He was also the music director and Composer for both the 1996 World Figure Skating Championships, and the 2001 IAAF World Championships in Athletics. The track and field event was broadcast to an estimated four billion viewers in over 200 countries and featured 45000 dancers, the Edmonton Symphony Orchestra, 80 drummers, and the recruiting of a one thousand voice choir.

==Music director/comedy improvisor==
Randall has been music director, pianist, composer and music improvisor for many theatrical comedy troupes.

His work in comedy began in the 1980s in Edmonton, Toronto, and Santa Monica collaborating with The Second City. His first show for them was directed by Catherine O'Hara, and he later worked with Robin Duke, Ron James, Debra McGrath, Richard Kind, Bruce Pirrie, Sandy Belkovske, and Mike Myers. He also appeared on SCTV as a Turkish border guard in the scene "The Midnight Express" where Eugene Levy and Tony Rosato play Abbott and Costello smuggling hashish. While in Santa Monica, he house sat for Ryan Stiles who was recording his first "Whose Line Is It" series in England.

- _Explore the material_:
**1)** According to the extract about Randall, which people did he later work with after his first show for The Second City? List every one.
**2)** Repeat the part of the Randall extract between "He was also" and "theatrical comedy troupes.", inclusive.

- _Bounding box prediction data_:
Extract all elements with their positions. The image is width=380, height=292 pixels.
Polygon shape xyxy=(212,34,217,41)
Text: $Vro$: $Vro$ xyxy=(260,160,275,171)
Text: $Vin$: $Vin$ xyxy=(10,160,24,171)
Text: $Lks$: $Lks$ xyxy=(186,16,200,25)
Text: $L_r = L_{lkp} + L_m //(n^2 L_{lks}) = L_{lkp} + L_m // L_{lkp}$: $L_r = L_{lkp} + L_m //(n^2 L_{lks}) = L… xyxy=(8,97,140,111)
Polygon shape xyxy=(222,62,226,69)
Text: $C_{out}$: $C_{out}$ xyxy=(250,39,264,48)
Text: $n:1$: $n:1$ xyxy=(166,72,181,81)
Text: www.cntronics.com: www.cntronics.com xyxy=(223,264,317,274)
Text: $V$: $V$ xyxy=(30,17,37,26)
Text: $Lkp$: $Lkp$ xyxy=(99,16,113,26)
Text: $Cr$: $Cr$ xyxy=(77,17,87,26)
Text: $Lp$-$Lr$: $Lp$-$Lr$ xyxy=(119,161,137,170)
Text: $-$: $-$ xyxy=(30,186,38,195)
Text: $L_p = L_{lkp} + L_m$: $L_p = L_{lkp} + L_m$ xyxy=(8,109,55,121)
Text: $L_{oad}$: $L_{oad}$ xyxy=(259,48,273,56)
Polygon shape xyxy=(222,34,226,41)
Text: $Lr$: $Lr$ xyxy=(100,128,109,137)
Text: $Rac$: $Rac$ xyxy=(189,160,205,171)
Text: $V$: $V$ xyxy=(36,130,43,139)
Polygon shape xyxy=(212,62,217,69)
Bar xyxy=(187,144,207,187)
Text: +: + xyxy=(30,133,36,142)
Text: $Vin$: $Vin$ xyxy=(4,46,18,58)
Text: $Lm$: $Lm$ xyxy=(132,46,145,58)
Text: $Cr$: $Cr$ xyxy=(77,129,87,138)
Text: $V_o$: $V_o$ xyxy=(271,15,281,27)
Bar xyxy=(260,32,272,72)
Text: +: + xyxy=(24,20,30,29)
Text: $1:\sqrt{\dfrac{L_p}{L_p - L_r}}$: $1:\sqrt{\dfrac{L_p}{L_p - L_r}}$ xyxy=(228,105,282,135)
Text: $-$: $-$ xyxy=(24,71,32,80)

- _Responses per task_:
**1)** Robin Duke, Ron James, Debra McGrath, Richard Kind, Bruce Pirrie, Sandy Belkovske, Mike Myers

**2)**
He was also the music director and Composer for both the 1996 World Figure Skating Championships, and the 2001 IAAF World Championships in Athletics. The track and field event was broadcast to an estimated four billion viewers in over 200 countries and featured 45000 dancers, the Edmonton Symphony Orchestra, 80 drummers, and the recruiting of a one thousand voice choir.

==Music director/comedy improvisor==
Randall has been music director, pianist, composer and music improvisor for many theatrical comedy troupes.